解くべき問題 ::
a - 年頭記者会見の論評のうち、「菅首相が政権を引き継いだ際に」から「5%減税が盛り込まれている。」までを一字も変えずに書き出せ。
b - 菅首相の年頭記者会見を論じた文章について、示された最後の文の後に続く部分を書き上げよ。

本文部分 ::
◇ ◇ ◇ ◇
【年頭記者会見】……「心の奥が見えな」A

政治と行政

▼開国元年の環境整備がない

 首相が会見の冒頭発言で最初に切り出したのはTPP(環太平洋パートナーシップ協定)交渉参加問題だった。首相はTPP参加を「平成の開国元年にしたい」と積極的な姿勢を表明した。国内の産業空洞化は、グローバル経済と企業立地条件の優位性を求めて一段と加速している。昨年来の円高が輸出環境の悪化を招き、同時に安価な人件費を求めて海外進出、海外企業買収が近年にない増加傾向にある。
 菅首相が政権を引き継いだ際に強調したのは「強い経済・強い財政・強い社会保障」だった。小沢氏との党代表選をクリアした首相は改造内閣発足に当たって、深刻な雇用情勢を念頭に「1に雇用、2に雇用、3にも雇用」と自らに言い聞かせるように語っている。
 雇用促進のために経済を活性化する、そのための企業の競争力の強化であり、法人税減税という論法になる。法人税減税は来年度予算案で5%減税が盛り込まれている。

首相は「平成の開国」で、貿易自由化の促進と若者が参加できる農業の再生をやらなければならない強調した。元々、経済界は農業市場開放に積極的だが、農業団体はTPP参加は日本農業に「壊滅的打撃」を与えると猛反発している。
 市場開放が当該産業に衝撃となるのは、昭和40年代以降の開放の歩みを見れば明らかだ。問題は市場開放のインパクトをいかに抑え、国内産業を守る対策を取るかだが、首相が言うTPP参加には構造改善が思うように進まない農業をどう守り、体力をつけるかの具体案はない。詰めた論議がないまま方針が示されるのは、昨年秋の参院選で袋たたきに遭った消費税引き上げの提案と全く同じである。
 経済重視に舵を切った菅内閣が国内産業の体質強化を政治的に志向するのは間違いではない。ただし、産業界が内向きになっている現状の打開は、政府が良かれと思う、例えば法人税減税のような環境整備が現実に設備投資の増加、雇用増加につながるかどうか見極めなければならない。だが、残念ながら法人税減税が首相が描くような雇用増大につながる保証はない。そのことは日本経団連の米倉会長が明言していることでも分かる。
 現状のデフレから脱却し、そして名目成長を押し上げることで企業収益を増やし個人消費の拡大と雇用増大につなげることが優先されなければならない。

▼再び持ち出した消費税増税

 首相が「税制の抜本改革」という言葉で、消費税増税のアクセルを踏んだのも年頭会見の意味を大きくした。首相は「社会保障のあり方と必要な財源を議論しなければならないことは、誰の目にも明らかだ」と語った。
◇ ◇ ◇ ◇
データ部分 ::
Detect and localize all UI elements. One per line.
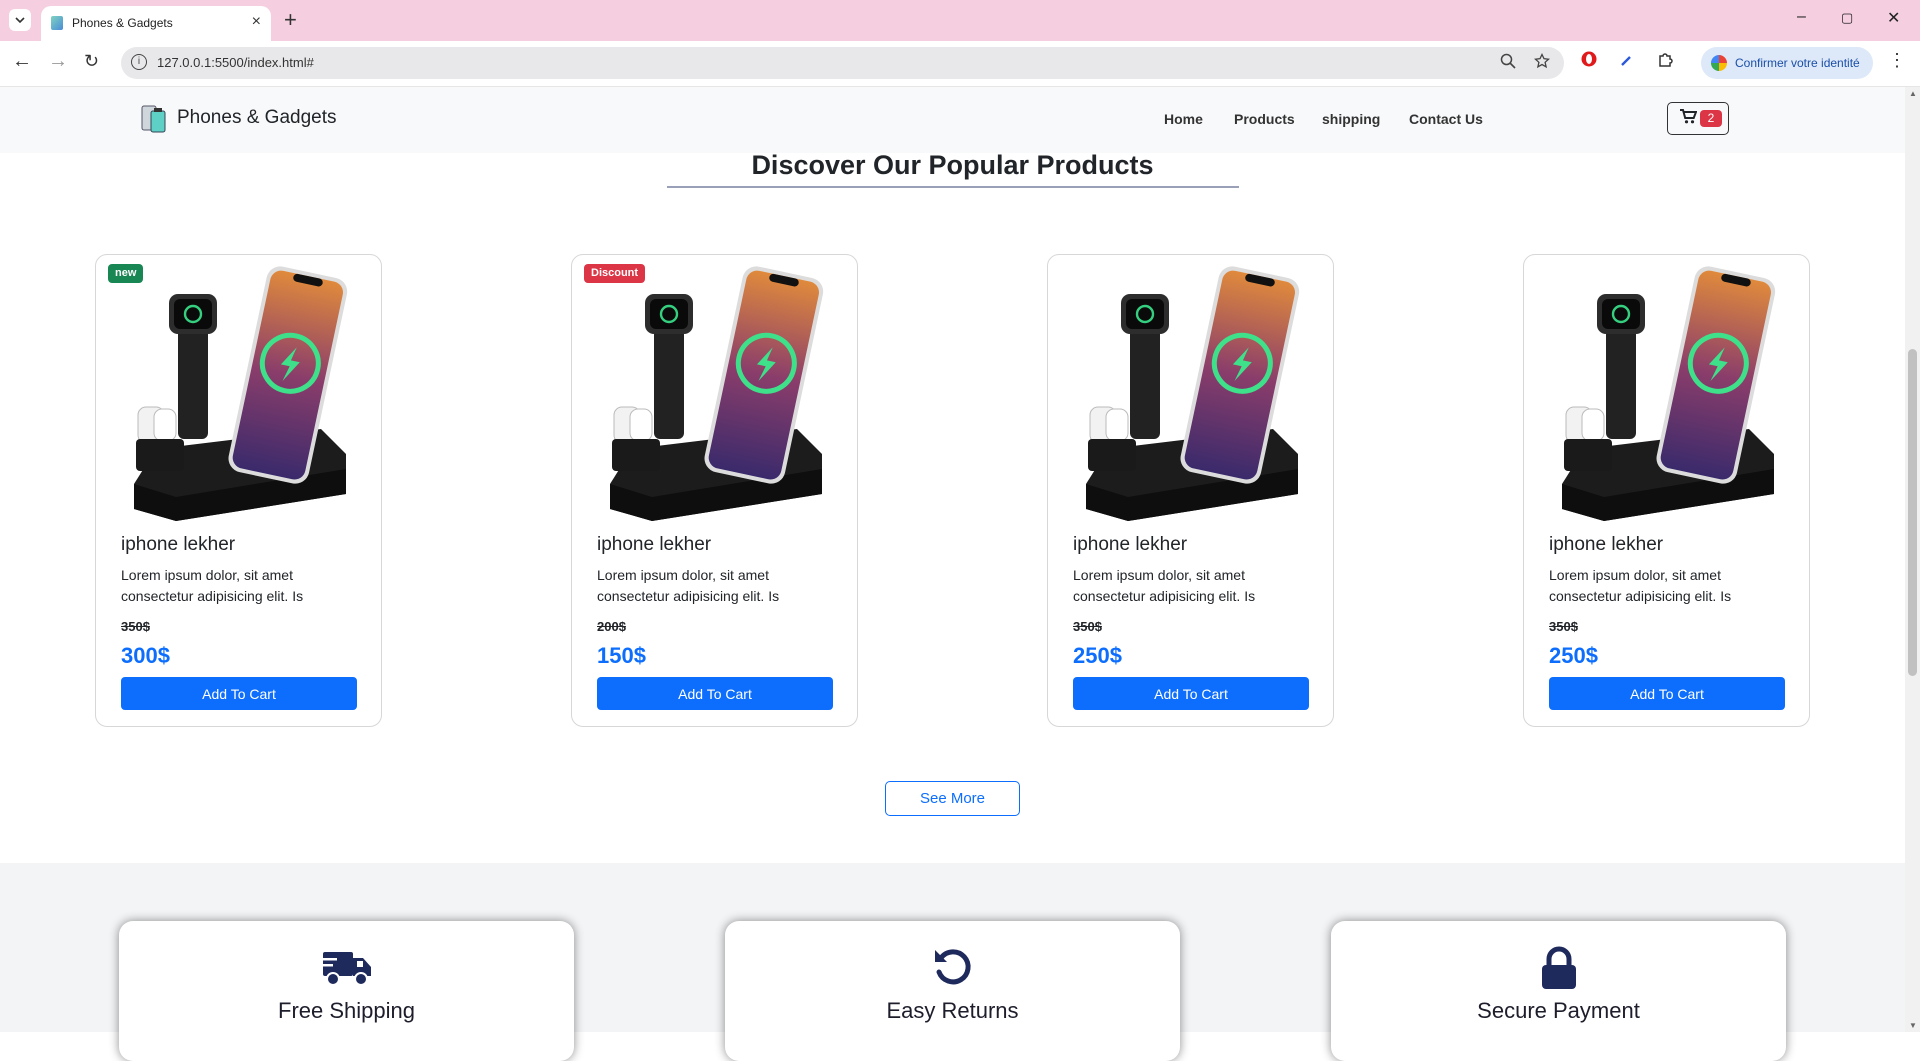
◇ ◇ ◇ ◇
課題の解答 ::
a -
菅首相が政権を引き継いだ際に強調したのは「強い経済・強い財政・強い社会保障」だった。小沢氏との党代表選をクリアした首相は改造内閣発足に当たって、深刻な雇用情勢を念頭に「1に雇用、2に雇用、3にも雇用」と自らに言い聞かせるように語っている。
 雇用促進のために経済を活性化する、そのための企業の競争力の強化であり、法人税減税という論法になる。法人税減税は来年度予算案で5%減税が盛り込まれている。

b -
 ここで言う「必要な財源」とは、ほかでもない消費税のことである。自公政権が敷いたレールを外せなかった10年度予算と違って、11年度予算案は自前の予算案だ。民主党は当初、予算に隠れた無駄をあぶり出し、特定財源から埋蔵金を搾り出すと気負ったものの、思い描いたような財源は見つからなかった。いや、なかったのである。
 そうした体験もあって昨年半ば頃から、口には出さないものの消費税という亡霊が見え隠れするようになっていた。これを、全く根回しもないまま首相が突如打ち出したのが昨年の参院選直前の消費税増税発言だった。
 92兆円余の来年度予算案はまとめたが、財源の捻出に苦しんだのは一昨年暮れと同じ。それに、2度と使えない特定財源も取り込んでの来年度予算案編成だ。もはや、消費税を禁句などとキレイ事を言えないまで追い込まれていた。

だが、首相はここでも例の「逃げ」を打っている。自民党も公明党も税制の抜本改革・消費税問題で同じような見解を示している。だから、与野党が集まって社会保障を確立していくために財源問題で超党派の議論を開始しようと呼び掛けている。
 何のことはない、自公両党も同じ考えなのだから民主党も一緒に考えましょうという「相乗り論」である。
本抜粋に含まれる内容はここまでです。